Identify each line holding the string "激发情趣" and copy it.

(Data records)
◆ ◆ ◆ ◆ ◆ ◆ ◆
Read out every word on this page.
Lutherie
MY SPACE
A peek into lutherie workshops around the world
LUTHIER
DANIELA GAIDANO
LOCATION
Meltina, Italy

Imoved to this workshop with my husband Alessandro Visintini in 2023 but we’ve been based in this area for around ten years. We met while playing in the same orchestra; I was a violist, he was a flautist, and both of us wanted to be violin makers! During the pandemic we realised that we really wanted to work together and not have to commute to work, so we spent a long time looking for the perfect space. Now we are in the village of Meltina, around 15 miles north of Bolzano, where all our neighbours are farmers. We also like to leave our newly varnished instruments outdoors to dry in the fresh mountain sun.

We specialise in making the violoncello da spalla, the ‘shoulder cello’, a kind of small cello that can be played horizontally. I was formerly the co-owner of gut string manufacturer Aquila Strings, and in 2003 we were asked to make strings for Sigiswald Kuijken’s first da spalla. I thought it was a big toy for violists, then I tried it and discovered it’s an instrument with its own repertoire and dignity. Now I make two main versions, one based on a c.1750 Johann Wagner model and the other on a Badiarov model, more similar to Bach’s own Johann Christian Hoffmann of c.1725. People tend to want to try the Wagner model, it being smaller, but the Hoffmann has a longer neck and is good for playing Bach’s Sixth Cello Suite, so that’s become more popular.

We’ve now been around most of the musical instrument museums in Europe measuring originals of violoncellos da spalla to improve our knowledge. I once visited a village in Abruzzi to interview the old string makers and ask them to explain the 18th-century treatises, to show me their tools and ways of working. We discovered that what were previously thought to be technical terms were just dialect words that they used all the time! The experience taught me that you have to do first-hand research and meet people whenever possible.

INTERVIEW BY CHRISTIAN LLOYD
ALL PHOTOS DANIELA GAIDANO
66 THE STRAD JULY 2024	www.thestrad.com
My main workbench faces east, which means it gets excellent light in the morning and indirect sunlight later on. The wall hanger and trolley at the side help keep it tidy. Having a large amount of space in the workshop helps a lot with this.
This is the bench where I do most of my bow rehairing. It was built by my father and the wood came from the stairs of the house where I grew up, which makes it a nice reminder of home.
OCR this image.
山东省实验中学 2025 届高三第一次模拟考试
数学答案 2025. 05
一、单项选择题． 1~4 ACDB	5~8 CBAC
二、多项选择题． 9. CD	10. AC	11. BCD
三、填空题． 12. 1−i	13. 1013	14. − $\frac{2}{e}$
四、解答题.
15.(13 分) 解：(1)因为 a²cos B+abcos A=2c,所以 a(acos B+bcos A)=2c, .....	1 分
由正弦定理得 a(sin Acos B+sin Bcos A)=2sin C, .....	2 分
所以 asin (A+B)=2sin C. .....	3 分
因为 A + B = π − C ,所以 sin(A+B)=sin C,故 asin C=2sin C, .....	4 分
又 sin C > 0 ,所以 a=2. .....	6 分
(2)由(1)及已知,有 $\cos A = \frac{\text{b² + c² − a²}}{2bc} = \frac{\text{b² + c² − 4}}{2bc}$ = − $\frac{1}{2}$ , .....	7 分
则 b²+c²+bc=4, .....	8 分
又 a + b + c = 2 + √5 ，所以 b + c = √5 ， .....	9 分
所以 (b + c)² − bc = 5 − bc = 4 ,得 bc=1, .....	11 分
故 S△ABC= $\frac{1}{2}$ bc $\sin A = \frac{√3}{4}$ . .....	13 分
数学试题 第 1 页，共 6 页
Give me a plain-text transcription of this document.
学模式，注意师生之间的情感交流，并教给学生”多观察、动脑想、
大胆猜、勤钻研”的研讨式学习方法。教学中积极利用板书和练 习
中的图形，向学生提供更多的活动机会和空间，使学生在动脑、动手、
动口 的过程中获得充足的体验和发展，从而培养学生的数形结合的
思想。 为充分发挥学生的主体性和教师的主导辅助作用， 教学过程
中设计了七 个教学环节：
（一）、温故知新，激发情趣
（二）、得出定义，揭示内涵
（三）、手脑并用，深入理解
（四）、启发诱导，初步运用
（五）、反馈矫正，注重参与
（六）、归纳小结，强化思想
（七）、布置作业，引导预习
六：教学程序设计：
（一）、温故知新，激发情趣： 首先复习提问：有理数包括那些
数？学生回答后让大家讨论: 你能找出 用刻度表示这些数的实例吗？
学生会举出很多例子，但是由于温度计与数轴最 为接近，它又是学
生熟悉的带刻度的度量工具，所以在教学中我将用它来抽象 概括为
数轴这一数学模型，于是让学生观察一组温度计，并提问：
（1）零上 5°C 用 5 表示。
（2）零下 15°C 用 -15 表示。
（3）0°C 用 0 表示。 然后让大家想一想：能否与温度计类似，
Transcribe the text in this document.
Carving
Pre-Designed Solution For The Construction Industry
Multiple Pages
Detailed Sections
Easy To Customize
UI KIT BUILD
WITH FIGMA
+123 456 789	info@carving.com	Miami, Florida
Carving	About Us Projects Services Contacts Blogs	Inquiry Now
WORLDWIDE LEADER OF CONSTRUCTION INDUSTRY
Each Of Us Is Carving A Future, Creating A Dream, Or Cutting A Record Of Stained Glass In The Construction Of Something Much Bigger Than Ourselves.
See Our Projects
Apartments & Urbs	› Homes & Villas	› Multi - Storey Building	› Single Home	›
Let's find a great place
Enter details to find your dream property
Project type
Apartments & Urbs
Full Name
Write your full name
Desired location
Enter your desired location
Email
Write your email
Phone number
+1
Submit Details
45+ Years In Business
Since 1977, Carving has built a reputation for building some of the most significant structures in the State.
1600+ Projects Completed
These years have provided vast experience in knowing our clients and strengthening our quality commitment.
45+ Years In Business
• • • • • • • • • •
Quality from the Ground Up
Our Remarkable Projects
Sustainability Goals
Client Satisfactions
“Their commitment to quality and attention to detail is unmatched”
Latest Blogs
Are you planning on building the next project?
◆ ◆ ◆ ◆ ◆ ◆ ◆
**WRITTEN RESPONSE**.
（一）、温故知新，激发情趣
（一）、温故知新，激发情趣： 首先复习提问：有理数包括那些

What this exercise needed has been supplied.